• **WORK TO COMPLETE**: Only a number is wanted: the count of lines in this listing that contain "подключения".

Saved data entries:
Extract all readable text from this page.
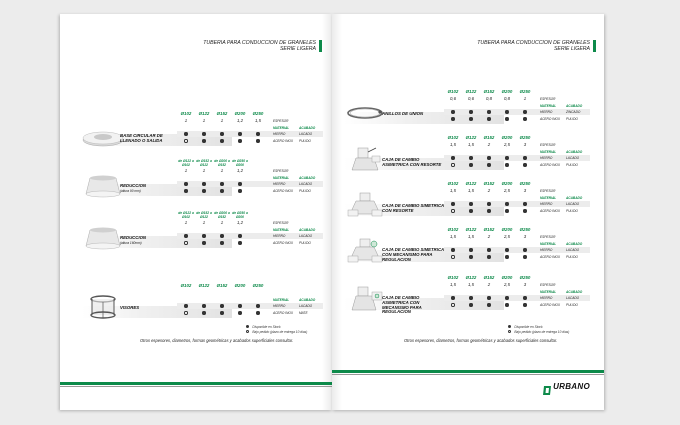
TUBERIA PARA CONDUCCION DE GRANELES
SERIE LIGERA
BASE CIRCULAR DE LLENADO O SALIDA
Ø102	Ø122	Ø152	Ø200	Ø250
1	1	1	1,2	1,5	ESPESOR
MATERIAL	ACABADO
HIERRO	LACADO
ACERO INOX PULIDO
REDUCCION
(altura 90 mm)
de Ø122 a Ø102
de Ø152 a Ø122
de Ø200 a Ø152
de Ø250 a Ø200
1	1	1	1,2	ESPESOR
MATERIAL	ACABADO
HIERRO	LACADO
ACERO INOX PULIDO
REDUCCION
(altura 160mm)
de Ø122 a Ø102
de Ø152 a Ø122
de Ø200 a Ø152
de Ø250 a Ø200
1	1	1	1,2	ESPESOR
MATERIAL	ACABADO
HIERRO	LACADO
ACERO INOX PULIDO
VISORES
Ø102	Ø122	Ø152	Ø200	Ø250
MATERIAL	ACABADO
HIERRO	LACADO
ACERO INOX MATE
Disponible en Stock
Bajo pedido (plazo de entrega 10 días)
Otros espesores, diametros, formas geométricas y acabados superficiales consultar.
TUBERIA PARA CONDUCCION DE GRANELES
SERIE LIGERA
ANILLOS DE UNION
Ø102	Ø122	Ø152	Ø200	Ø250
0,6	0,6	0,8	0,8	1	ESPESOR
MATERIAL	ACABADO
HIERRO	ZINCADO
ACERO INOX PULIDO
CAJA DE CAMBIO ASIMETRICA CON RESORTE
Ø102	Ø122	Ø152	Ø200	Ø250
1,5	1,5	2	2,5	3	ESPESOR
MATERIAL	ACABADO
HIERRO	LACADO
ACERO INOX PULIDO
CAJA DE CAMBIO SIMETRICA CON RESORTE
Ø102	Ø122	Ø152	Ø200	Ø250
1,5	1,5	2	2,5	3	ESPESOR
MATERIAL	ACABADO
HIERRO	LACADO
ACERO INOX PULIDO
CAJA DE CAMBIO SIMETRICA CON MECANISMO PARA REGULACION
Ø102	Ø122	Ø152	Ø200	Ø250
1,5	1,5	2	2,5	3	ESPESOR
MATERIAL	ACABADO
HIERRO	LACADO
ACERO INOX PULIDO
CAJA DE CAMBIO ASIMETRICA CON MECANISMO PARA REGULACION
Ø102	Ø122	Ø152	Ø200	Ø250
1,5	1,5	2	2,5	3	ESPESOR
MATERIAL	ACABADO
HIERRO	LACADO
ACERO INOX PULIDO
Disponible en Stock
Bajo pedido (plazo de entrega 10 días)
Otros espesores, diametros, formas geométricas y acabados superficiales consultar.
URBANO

...

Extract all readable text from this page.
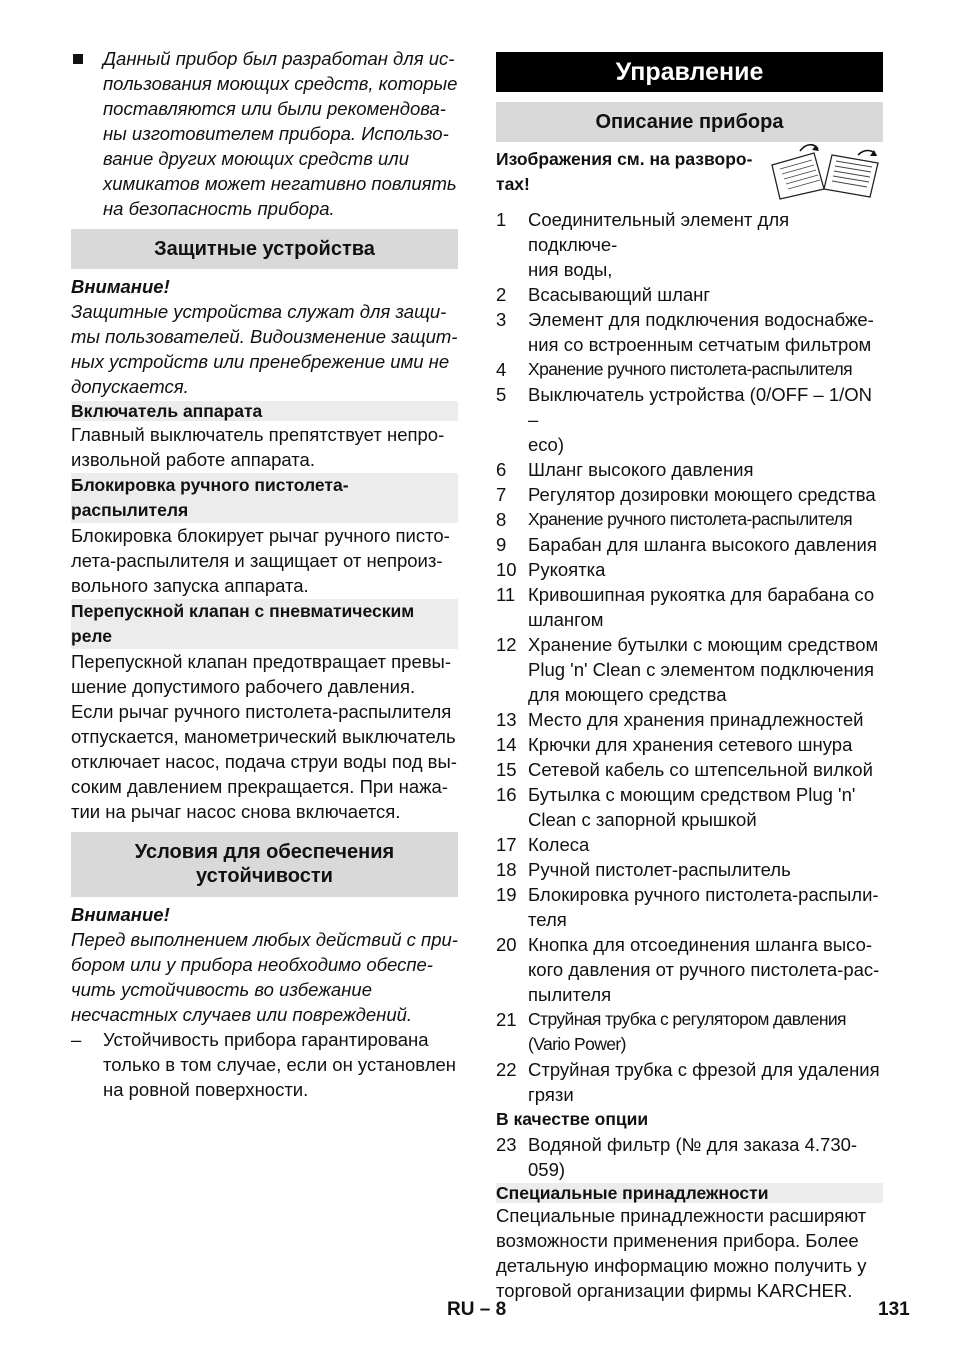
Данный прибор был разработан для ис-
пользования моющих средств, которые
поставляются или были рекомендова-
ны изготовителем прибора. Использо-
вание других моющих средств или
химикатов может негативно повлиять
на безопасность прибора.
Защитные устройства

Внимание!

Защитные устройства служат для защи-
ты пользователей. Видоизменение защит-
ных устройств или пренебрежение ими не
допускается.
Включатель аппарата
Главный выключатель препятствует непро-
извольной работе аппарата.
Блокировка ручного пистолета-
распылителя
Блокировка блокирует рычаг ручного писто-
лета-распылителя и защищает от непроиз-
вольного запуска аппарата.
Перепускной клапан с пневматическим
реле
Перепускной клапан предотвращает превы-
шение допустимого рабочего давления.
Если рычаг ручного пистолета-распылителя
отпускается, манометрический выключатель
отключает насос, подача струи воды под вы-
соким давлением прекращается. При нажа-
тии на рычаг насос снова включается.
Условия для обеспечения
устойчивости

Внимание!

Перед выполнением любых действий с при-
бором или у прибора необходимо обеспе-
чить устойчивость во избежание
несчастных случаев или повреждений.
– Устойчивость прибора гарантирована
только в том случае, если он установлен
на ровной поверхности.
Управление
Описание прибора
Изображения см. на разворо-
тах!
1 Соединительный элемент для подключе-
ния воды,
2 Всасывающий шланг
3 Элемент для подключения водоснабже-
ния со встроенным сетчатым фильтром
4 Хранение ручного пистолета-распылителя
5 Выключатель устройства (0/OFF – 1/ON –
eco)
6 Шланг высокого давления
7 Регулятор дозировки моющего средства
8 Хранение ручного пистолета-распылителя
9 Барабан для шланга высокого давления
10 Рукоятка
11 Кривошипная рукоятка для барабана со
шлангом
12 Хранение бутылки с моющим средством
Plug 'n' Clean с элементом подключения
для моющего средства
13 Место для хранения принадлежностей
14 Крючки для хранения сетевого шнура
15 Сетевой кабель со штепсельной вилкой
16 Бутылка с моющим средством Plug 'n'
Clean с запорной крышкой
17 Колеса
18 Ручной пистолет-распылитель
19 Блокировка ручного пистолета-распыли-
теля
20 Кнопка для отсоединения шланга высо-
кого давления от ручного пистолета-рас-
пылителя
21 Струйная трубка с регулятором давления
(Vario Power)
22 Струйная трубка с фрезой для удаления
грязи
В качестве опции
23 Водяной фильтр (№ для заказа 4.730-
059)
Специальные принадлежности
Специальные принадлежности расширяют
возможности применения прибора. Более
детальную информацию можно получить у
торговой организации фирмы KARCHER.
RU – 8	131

...

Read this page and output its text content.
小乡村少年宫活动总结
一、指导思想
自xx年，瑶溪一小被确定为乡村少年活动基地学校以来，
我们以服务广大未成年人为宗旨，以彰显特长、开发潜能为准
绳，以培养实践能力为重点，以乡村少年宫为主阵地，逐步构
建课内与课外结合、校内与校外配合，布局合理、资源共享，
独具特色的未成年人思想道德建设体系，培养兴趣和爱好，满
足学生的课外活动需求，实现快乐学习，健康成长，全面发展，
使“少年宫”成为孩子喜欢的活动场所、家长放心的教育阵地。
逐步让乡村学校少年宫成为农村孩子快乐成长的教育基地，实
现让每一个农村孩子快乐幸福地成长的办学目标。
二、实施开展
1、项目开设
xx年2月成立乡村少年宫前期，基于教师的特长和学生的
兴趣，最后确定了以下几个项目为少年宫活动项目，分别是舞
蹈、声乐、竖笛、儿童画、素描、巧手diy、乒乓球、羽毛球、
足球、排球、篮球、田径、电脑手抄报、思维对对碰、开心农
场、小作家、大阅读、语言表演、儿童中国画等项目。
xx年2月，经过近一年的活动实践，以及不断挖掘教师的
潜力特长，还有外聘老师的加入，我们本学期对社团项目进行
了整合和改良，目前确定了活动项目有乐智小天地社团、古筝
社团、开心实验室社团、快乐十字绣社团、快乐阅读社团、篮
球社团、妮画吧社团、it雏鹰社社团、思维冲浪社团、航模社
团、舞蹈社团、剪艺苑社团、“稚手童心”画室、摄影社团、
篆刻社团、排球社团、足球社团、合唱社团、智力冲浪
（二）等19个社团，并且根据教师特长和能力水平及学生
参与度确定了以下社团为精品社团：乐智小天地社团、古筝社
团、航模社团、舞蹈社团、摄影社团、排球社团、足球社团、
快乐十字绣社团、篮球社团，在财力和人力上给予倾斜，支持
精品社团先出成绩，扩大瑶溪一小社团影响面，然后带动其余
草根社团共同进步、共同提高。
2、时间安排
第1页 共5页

• **EXERCISE RESPONSE**: 2